━━ Data ━━
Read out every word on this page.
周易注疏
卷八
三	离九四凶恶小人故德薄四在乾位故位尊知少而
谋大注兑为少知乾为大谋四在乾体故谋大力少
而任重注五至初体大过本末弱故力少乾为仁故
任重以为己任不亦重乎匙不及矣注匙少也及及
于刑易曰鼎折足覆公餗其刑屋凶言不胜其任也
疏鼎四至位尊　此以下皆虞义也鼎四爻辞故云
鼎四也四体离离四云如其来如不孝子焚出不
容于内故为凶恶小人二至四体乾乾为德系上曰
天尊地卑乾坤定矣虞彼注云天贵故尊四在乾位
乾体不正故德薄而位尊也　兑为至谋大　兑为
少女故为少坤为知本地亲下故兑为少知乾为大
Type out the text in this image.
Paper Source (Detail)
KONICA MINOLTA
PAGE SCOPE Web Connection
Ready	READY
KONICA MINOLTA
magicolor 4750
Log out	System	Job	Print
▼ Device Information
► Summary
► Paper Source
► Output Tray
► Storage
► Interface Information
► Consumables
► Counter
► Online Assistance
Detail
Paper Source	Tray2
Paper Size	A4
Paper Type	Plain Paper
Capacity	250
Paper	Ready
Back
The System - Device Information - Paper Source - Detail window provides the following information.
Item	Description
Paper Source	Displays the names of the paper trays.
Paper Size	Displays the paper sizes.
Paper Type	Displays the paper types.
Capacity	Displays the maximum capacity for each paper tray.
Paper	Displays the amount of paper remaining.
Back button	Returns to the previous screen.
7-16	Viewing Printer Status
━━━
● Problem to work on: The records above should be duplicated in full, exactly as given.

● Full answer:
Read out every word on this page.
周易注疏
卷八
三	离九四凶恶小人故德薄四在乾位故位尊知少而
谋大注兑为少知乾为大谋四在乾体故谋大力少
而任重注五至初体大过本末弱故力少乾为仁故
任重以为己任不亦重乎匙不及矣注匙少也及及
于刑易曰鼎折足覆公餗其刑屋凶言不胜其任也
疏鼎四至位尊　此以下皆虞义也鼎四爻辞故云
鼎四也四体离离四云如其来如不孝子焚出不
容于内故为凶恶小人二至四体乾乾为德系上曰
天尊地卑乾坤定矣虞彼注云天贵故尊四在乾位
乾体不正故德薄而位尊也　兑为至谋大　兑为
少女故为少坤为知本地亲下故兑为少知乾为大
Type out the text in this image.
Paper Source (Detail)
KONICA MINOLTA
PAGE SCOPE Web Connection
Ready	READY
KONICA MINOLTA
magicolor 4750
Log out	System	Job	Print
▼ Device Information
► Summary
► Paper Source
► Output Tray
► Storage
► Interface Information
► Consumables
► Counter
► Online Assistance
Detail
Paper Source	Tray2
Paper Size	A4
Paper Type	Plain Paper
Capacity	250
Paper	Ready
Back
The System - Device Information - Paper Source - Detail window provides the following information.
Item	Description
Paper Source	Displays the names of the paper trays.
Paper Size	Displays the paper sizes.
Paper Type	Displays the paper types.
Capacity	Displays the maximum capacity for each paper tray.
Paper	Displays the amount of paper remaining.
Back button	Returns to the previous screen.
7-16	Viewing Printer Status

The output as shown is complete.